### Extract to read
In a view, I create a Django HttpResponse object composed entirely of a csv using a simply csv writer:
response = HttpResponse(content_type='text/csv')
response['Content-Disposition'] = 'attachment; filename="foobar.csv"'
writer = csv.writer(response)
table_headers = ['Foo', 'Bar']
writer.writerow(table_headers)
bunch_of_rows = [['foo', 'bar'], ['foo2', 'bar2']]
for row in bunch_of_rows:
writer.writerow(row)
return response
In a unit test, I want to test some aspects of this csv, so I need to read it. I'm trying to do so like so:
response = views.myview(args)
reader = csv.reader(response.content)
headers = next(reader)
row_count = 1 + sum(1 for row in reader)
self.assertEqual(row_count, 3) # header + 1 row for each attempt
self.assertIn('Foo', headers)
But the test fails with the following on the headers = next(reader) line:
nose.proxy.Error: iterator should return strings, not int (did you open the file in text mode?)
I see in the HttpResponse source that response.content is spitting the string back out as a byte-string, but I'm not sure the correct way to deal with that to let csv.reader read the file correctly. I thought I would be able to just replace response.content with response (since you write to the object itself, not it's content), but that just resulted in a slight variation in the error:
_csv.Error: iterator should return strings, not bytes (did you open the file in text mode?)
Which seems closer but obviously still wrong. Reading the csv docs, I assume I am failing to open the file correctly. How do I "open" this file-like object so that csv.reader can parse it?

### Raw data
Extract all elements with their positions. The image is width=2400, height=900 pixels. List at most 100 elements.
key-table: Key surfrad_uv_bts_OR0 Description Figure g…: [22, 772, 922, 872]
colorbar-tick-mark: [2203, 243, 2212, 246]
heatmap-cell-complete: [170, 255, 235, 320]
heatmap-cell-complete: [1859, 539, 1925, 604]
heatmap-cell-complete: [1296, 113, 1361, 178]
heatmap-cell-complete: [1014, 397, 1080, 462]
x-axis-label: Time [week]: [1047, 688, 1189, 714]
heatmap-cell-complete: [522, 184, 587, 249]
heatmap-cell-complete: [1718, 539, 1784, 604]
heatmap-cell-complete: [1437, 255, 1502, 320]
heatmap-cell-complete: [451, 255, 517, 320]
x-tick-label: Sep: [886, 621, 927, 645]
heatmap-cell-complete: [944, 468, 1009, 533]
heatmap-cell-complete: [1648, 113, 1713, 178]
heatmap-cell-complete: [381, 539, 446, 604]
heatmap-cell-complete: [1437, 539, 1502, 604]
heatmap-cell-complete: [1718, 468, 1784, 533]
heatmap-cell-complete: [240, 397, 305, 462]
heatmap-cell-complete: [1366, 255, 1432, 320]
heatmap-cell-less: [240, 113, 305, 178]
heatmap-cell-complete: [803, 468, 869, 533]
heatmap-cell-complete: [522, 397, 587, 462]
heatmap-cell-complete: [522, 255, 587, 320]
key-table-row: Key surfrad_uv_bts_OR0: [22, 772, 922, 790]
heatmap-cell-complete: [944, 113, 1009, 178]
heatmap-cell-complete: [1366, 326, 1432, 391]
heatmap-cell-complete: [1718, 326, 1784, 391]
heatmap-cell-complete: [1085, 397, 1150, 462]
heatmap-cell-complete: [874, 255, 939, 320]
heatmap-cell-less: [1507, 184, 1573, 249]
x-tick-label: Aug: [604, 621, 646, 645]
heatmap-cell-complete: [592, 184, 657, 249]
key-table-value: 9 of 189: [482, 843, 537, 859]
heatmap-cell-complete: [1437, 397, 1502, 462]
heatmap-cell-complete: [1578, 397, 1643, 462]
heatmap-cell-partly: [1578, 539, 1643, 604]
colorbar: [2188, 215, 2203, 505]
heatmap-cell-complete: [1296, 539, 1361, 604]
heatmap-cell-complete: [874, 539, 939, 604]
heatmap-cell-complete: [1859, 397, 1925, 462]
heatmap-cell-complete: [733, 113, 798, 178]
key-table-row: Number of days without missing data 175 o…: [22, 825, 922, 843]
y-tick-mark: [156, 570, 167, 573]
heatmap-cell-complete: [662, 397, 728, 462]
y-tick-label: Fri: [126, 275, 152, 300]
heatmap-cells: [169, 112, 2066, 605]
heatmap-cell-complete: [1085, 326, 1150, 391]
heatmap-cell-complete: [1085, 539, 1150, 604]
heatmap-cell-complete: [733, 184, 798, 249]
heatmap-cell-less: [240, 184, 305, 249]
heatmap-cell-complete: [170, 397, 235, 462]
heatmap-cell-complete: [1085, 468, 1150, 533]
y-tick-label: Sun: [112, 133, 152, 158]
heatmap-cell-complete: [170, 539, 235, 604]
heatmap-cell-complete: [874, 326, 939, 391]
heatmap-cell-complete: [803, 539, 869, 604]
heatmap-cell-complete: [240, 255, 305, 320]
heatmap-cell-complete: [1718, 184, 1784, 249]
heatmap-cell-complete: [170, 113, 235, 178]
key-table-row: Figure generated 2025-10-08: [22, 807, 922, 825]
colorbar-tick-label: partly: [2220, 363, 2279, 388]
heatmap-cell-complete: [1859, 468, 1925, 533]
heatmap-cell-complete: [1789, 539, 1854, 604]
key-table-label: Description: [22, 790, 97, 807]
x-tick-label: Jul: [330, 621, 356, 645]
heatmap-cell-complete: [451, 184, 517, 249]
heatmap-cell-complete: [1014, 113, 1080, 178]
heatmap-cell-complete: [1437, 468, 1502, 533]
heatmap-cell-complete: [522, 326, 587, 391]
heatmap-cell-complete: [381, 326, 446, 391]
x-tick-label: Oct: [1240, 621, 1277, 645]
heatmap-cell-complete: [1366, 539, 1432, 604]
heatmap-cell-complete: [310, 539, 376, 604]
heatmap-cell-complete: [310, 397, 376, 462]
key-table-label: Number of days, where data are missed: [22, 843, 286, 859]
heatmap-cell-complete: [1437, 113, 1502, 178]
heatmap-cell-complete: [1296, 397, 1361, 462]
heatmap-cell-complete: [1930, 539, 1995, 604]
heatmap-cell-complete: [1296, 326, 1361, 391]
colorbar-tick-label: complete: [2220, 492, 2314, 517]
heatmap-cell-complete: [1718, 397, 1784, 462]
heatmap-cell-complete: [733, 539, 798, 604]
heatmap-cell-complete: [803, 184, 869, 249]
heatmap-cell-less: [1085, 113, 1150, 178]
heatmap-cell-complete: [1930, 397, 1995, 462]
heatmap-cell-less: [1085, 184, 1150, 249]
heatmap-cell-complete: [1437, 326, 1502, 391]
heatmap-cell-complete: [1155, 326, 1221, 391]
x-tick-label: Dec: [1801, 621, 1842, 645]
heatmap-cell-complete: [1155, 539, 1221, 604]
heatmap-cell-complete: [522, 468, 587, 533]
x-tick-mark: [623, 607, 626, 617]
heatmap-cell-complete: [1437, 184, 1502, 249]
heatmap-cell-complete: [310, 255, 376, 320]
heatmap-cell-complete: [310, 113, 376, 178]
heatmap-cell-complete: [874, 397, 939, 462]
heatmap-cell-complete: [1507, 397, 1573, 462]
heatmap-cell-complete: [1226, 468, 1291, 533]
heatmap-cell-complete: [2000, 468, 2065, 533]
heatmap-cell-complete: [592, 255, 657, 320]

### Exercise tasks
1) Return the part of the Django CSV question that begins at "But the test" and stops after "can parse it?", copied word for word.
2) In the Django CSV question, what filename does the view set in the Content-Disposition header?

### Outputs by task
1)
But the test fails with the following on the headers = next(reader) line:
nose.proxy.Error: iterator should return strings, not int (did you open the file in text mode?)
I see in the HttpResponse source that response.content is spitting the string back out as a byte-string, but I'm not sure the correct way to deal with that to let csv.reader read the file correctly. I thought I would be able to just replace response.content with response (since you write to the object itself, not it's content), but that just resulted in a slight variation in the error:
_csv.Error: iterator should return strings, not bytes (did you open the file in text mode?)
Which seems closer but obviously still wrong. Reading the csv docs, I assume I am failing to open the file correctly. How do I "open" this file-like object so that csv.reader can parse it?

2) foobar.csv